> _Goal_
Every line containing the word "Your" needs to be found and copied.

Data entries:
/---

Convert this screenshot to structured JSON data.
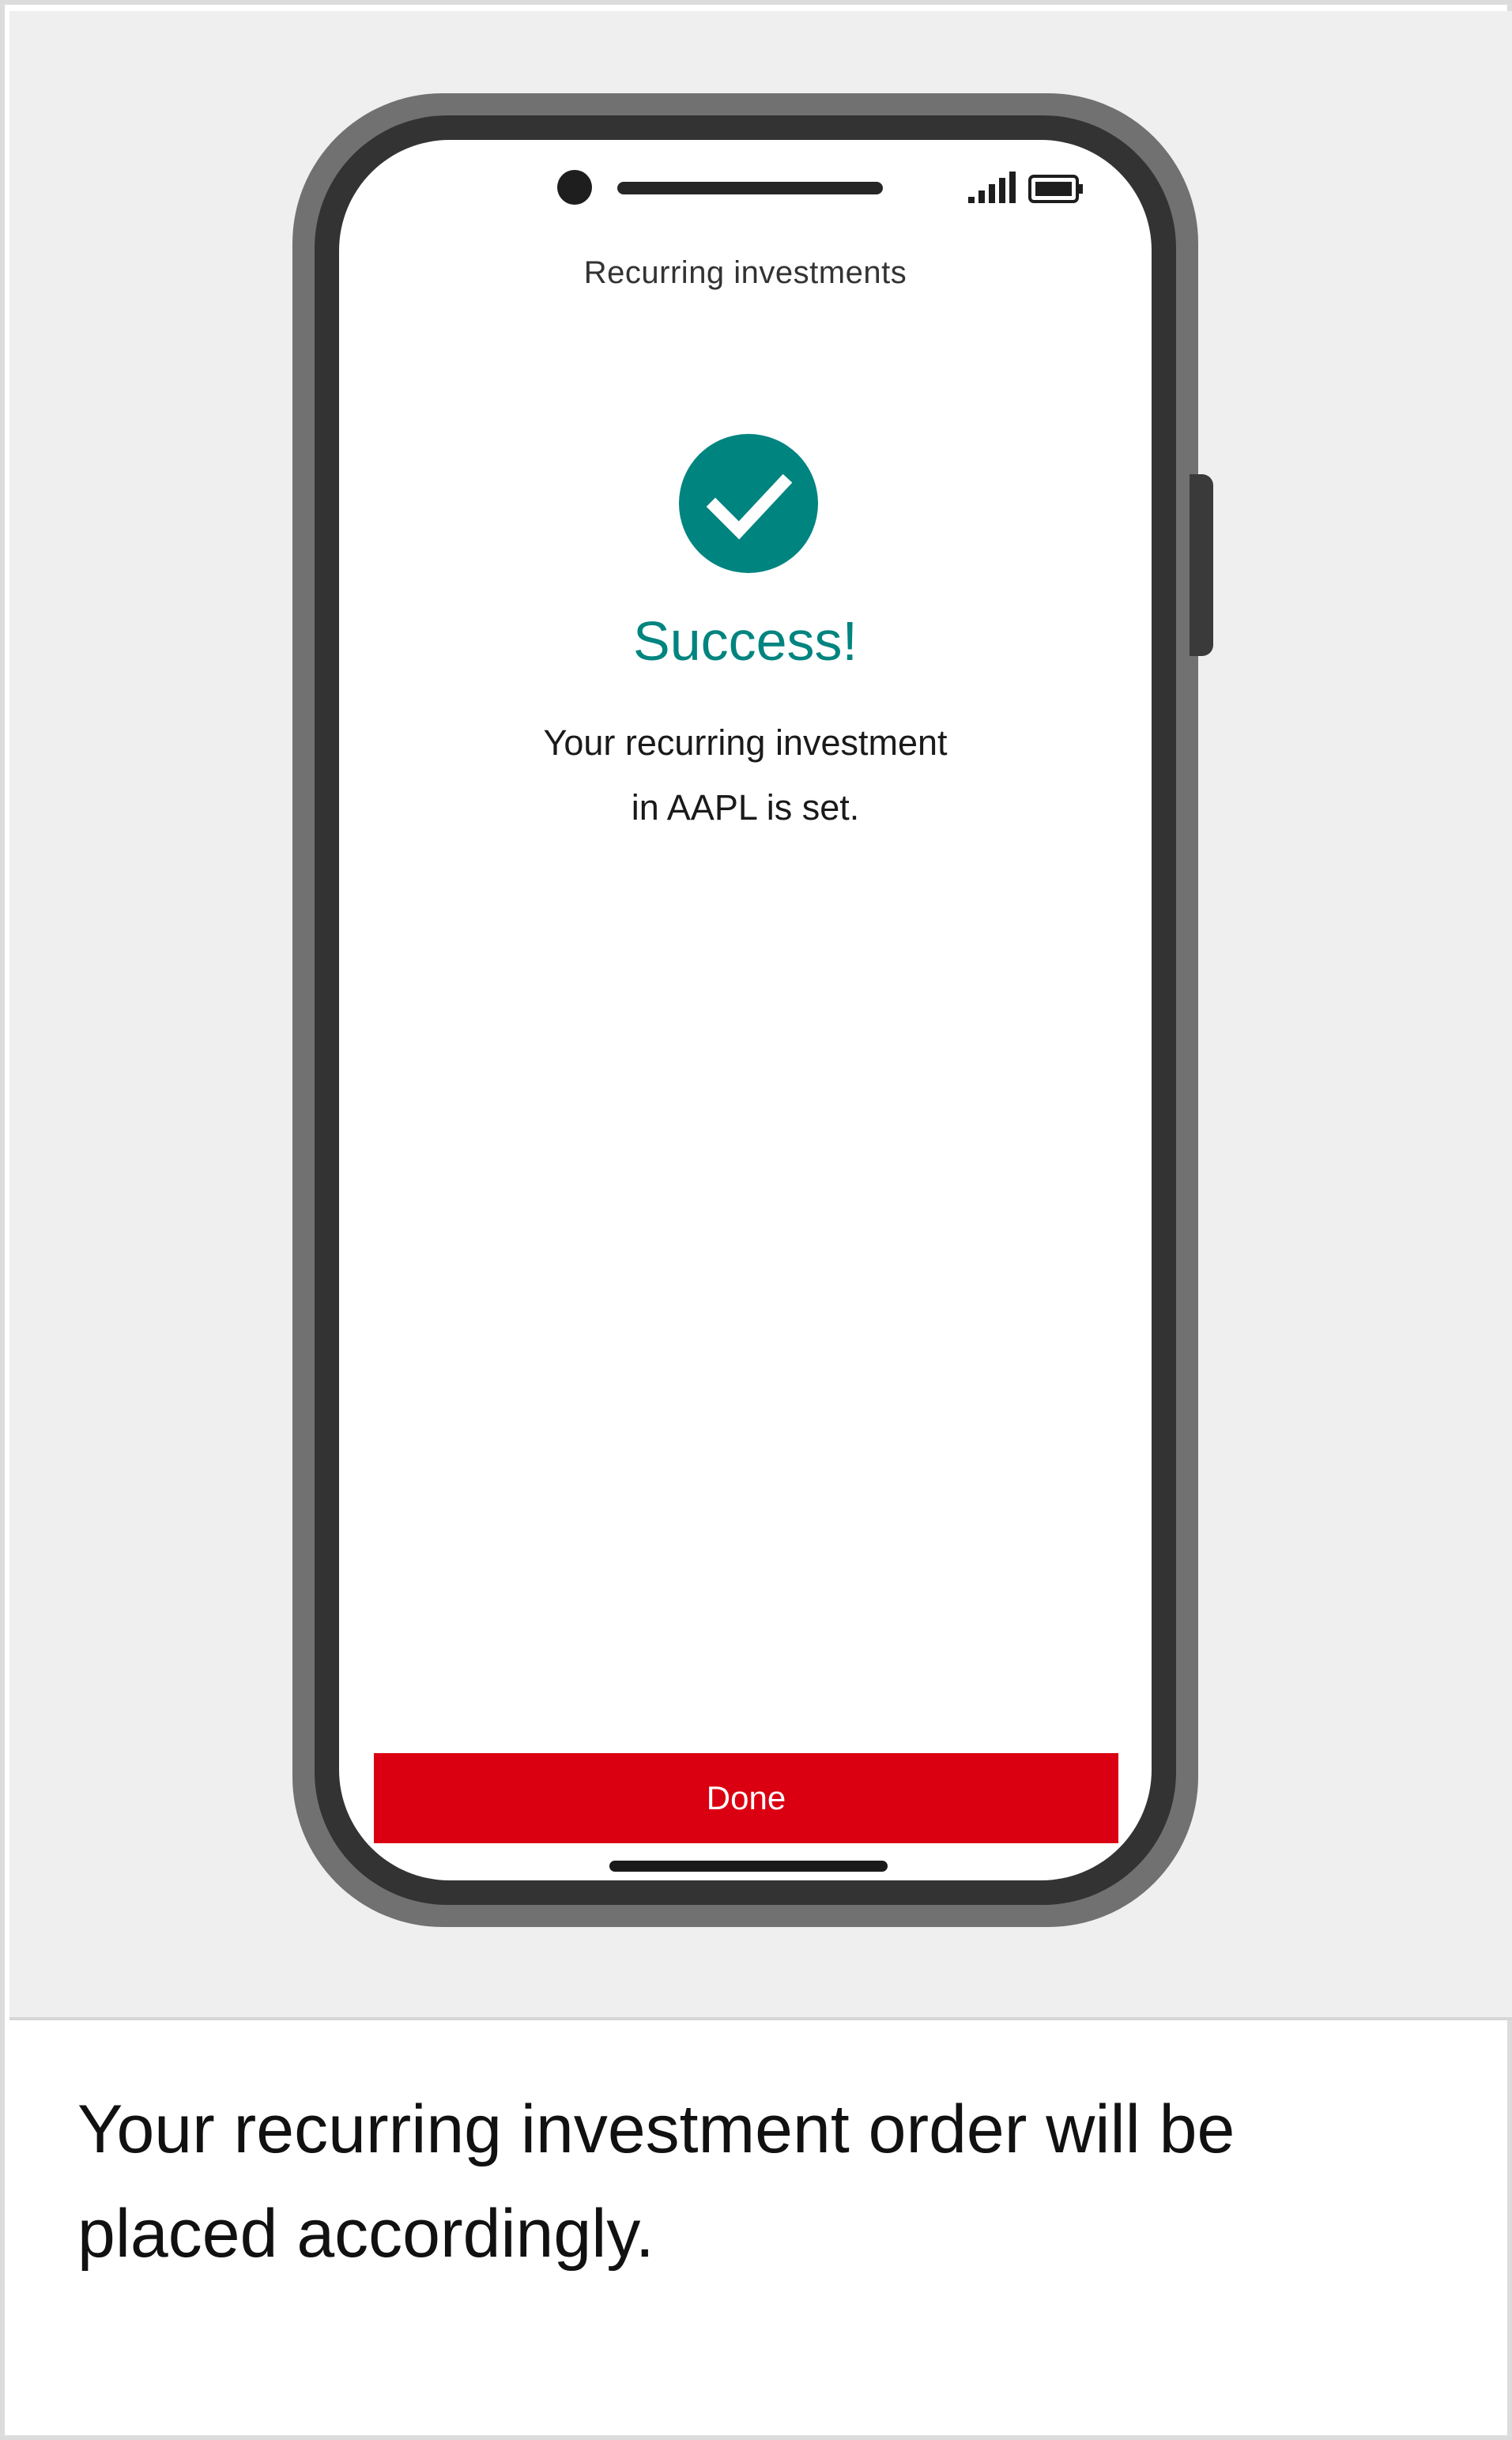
{
  "screen": {
    "header_title": "Recurring investments",
    "status_icons": [
      "signal-icon",
      "battery-icon"
    ],
    "success_icon": "checkmark-circle-icon",
    "success_title": "Success!",
    "message_line1": "Your recurring investment",
    "message_line2": "in AAPL is set.",
    "done_label": "Done"
  },
  "caption": {
    "text": "Your recurring investment order will be placed accordingly."
  },
  "colors": {
    "accent_teal": "#00847f",
    "button_red": "#db0011",
    "background": "#efefef"
  }
}
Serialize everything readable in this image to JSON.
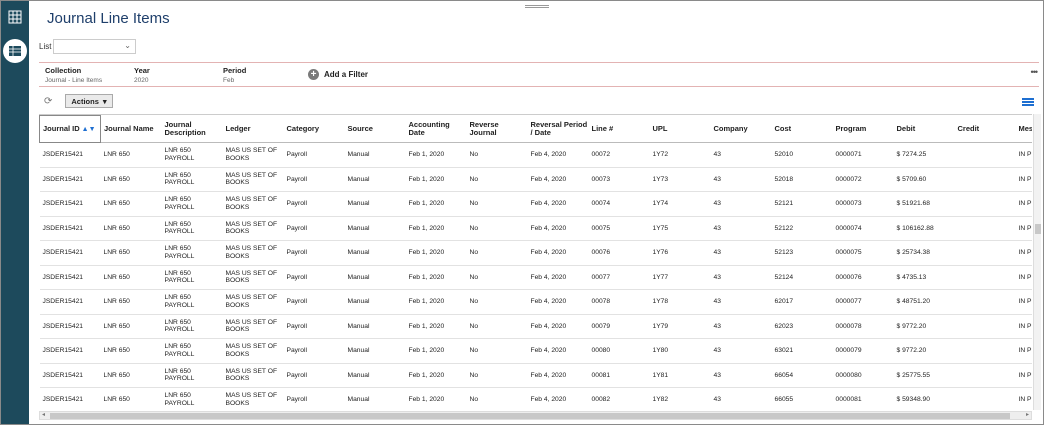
{
  "page": {
    "title": "Journal Line Items"
  },
  "list": {
    "label": "List",
    "value": ""
  },
  "filters": {
    "collection": {
      "label": "Collection",
      "value": "Journal - Line Items"
    },
    "year": {
      "label": "Year",
      "value": "2020"
    },
    "period": {
      "label": "Period",
      "value": "Feb"
    },
    "add_filter_label": "Add a Filter"
  },
  "toolbar": {
    "actions_label": "Actions"
  },
  "icons": [
    "grid-apps-icon",
    "table-icon",
    "refresh-icon",
    "more-icon",
    "column-settings-icon",
    "sort-asc-icon",
    "sort-desc-icon"
  ],
  "table": {
    "columns": [
      "Journal ID",
      "Journal Name",
      "Journal Description",
      "Ledger",
      "Category",
      "Source",
      "Accounting Date",
      "Reverse Journal",
      "Reversal Period / Date",
      "Line #",
      "UPL",
      "Company",
      "Cost",
      "Program",
      "Debit",
      "Credit",
      "Mes"
    ],
    "rows": [
      [
        "JSDER15421",
        "LNR 650",
        "LNR 650 PAYROLL",
        "MAS US SET OF BOOKS",
        "Payroll",
        "Manual",
        "Feb 1, 2020",
        "No",
        "Feb 4, 2020",
        "00072",
        "1Y72",
        "43",
        "52010",
        "0000071",
        "$ 7274.25",
        "",
        "IN PR"
      ],
      [
        "JSDER15421",
        "LNR 650",
        "LNR 650 PAYROLL",
        "MAS US SET OF BOOKS",
        "Payroll",
        "Manual",
        "Feb 1, 2020",
        "No",
        "Feb 4, 2020",
        "00073",
        "1Y73",
        "43",
        "52018",
        "0000072",
        "$ 5709.60",
        "",
        "IN PR"
      ],
      [
        "JSDER15421",
        "LNR 650",
        "LNR 650 PAYROLL",
        "MAS US SET OF BOOKS",
        "Payroll",
        "Manual",
        "Feb 1, 2020",
        "No",
        "Feb 4, 2020",
        "00074",
        "1Y74",
        "43",
        "52121",
        "0000073",
        "$ 51921.68",
        "",
        "IN PR"
      ],
      [
        "JSDER15421",
        "LNR 650",
        "LNR 650 PAYROLL",
        "MAS US SET OF BOOKS",
        "Payroll",
        "Manual",
        "Feb 1, 2020",
        "No",
        "Feb 4, 2020",
        "00075",
        "1Y75",
        "43",
        "52122",
        "0000074",
        "$ 106162.88",
        "",
        "IN PR"
      ],
      [
        "JSDER15421",
        "LNR 650",
        "LNR 650 PAYROLL",
        "MAS US SET OF BOOKS",
        "Payroll",
        "Manual",
        "Feb 1, 2020",
        "No",
        "Feb 4, 2020",
        "00076",
        "1Y76",
        "43",
        "52123",
        "0000075",
        "$ 25734.38",
        "",
        "IN PR"
      ],
      [
        "JSDER15421",
        "LNR 650",
        "LNR 650 PAYROLL",
        "MAS US SET OF BOOKS",
        "Payroll",
        "Manual",
        "Feb 1, 2020",
        "No",
        "Feb 4, 2020",
        "00077",
        "1Y77",
        "43",
        "52124",
        "0000076",
        "$ 4735.13",
        "",
        "IN PR"
      ],
      [
        "JSDER15421",
        "LNR 650",
        "LNR 650 PAYROLL",
        "MAS US SET OF BOOKS",
        "Payroll",
        "Manual",
        "Feb 1, 2020",
        "No",
        "Feb 4, 2020",
        "00078",
        "1Y78",
        "43",
        "62017",
        "0000077",
        "$ 48751.20",
        "",
        "IN PR"
      ],
      [
        "JSDER15421",
        "LNR 650",
        "LNR 650 PAYROLL",
        "MAS US SET OF BOOKS",
        "Payroll",
        "Manual",
        "Feb 1, 2020",
        "No",
        "Feb 4, 2020",
        "00079",
        "1Y79",
        "43",
        "62023",
        "0000078",
        "$ 9772.20",
        "",
        "IN PR"
      ],
      [
        "JSDER15421",
        "LNR 650",
        "LNR 650 PAYROLL",
        "MAS US SET OF BOOKS",
        "Payroll",
        "Manual",
        "Feb 1, 2020",
        "No",
        "Feb 4, 2020",
        "00080",
        "1Y80",
        "43",
        "63021",
        "0000079",
        "$ 9772.20",
        "",
        "IN PR"
      ],
      [
        "JSDER15421",
        "LNR 650",
        "LNR 650 PAYROLL",
        "MAS US SET OF BOOKS",
        "Payroll",
        "Manual",
        "Feb 1, 2020",
        "No",
        "Feb 4, 2020",
        "00081",
        "1Y81",
        "43",
        "66054",
        "0000080",
        "$ 25775.55",
        "",
        "IN PR"
      ],
      [
        "JSDER15421",
        "LNR 650",
        "LNR 650 PAYROLL",
        "MAS US SET OF BOOKS",
        "Payroll",
        "Manual",
        "Feb 1, 2020",
        "No",
        "Feb 4, 2020",
        "00082",
        "1Y82",
        "43",
        "66055",
        "0000081",
        "$ 59348.90",
        "",
        "IN PR"
      ]
    ]
  }
}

\---

> _Task solution_
    "message_line1": "Your recurring investment",
    "text": "Your recurring investment order will be placed accordingly."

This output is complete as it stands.